Transcribe all of the material exactly. Any picture in it should be left out.

---------- MATERIAL SUPPLIED

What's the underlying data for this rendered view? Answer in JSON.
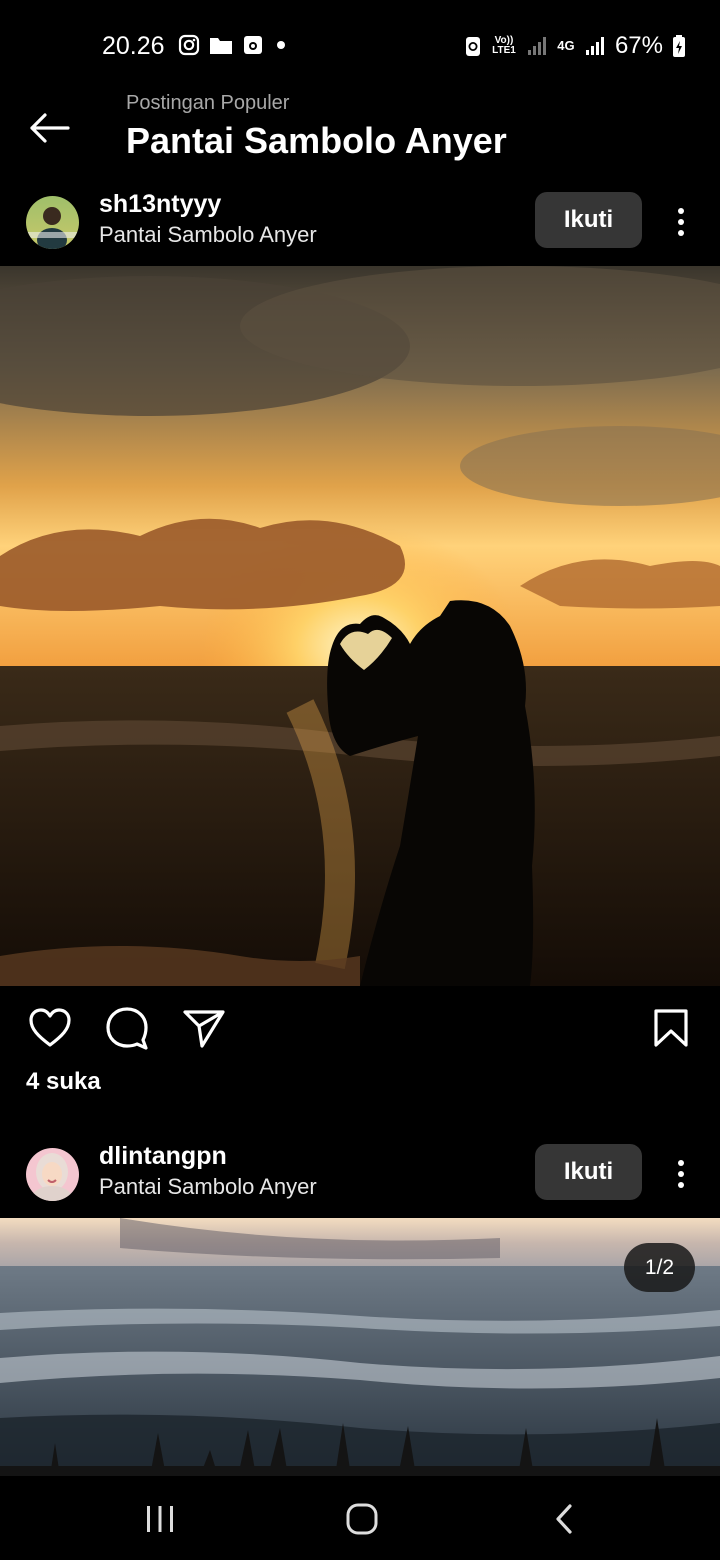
{
  "status_bar": {
    "time": "20.26",
    "lte_label": "Vo)) LTE1",
    "network_label": "4G",
    "battery": "67%",
    "icons": [
      "instagram-icon",
      "folder-icon",
      "screen-record-icon",
      "dot-icon",
      "data-saver-icon",
      "volte-icon",
      "signal-icon",
      "4g-icon",
      "signal-icon",
      "battery-icon"
    ]
  },
  "header": {
    "subtitle": "Postingan Populer",
    "title": "Pantai Sambolo Anyer"
  },
  "posts": [
    {
      "username": "sh13ntyyy",
      "location": "Pantai Sambolo Anyer",
      "follow_label": "Ikuti",
      "likes": "4 suka"
    },
    {
      "username": "dlintangpn",
      "location": "Pantai Sambolo Anyer",
      "follow_label": "Ikuti",
      "page_indicator": "1/2"
    }
  ],
  "colors": {
    "background": "#000000",
    "button": "#363636",
    "secondary_text": "#a8a8a8"
  }
}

--------------------

ANSWER TO THE EXERCISE:
What's the underlying data for this rendered view? Answer in JSON.
{
  "status_bar": {
    "time": "20.26",
    "lte_label": "Vo)) LTE1",
    "network_label": "4G",
    "battery": "67%",
    "icons": [
      "instagram-icon",
      "folder-icon",
      "screen-record-icon",
      "dot-icon",
      "data-saver-icon",
      "volte-icon",
      "signal-icon",
      "4g-icon",
      "signal-icon",
      "battery-icon"
    ]
  },
  "header": {
    "subtitle": "Postingan Populer",
    "title": "Pantai Sambolo Anyer"
  },
  "posts": [
    {
      "username": "sh13ntyyy",
      "location": "Pantai Sambolo Anyer",
      "follow_label": "Ikuti",
      "likes": "4 suka"
    },
    {
      "username": "dlintangpn",
      "location": "Pantai Sambolo Anyer",
      "follow_label": "Ikuti",
      "page_indicator": "1/2"
    }
  ],
  "colors": {
    "background": "#000000",
    "button": "#363636",
    "secondary_text": "#a8a8a8"
  }
}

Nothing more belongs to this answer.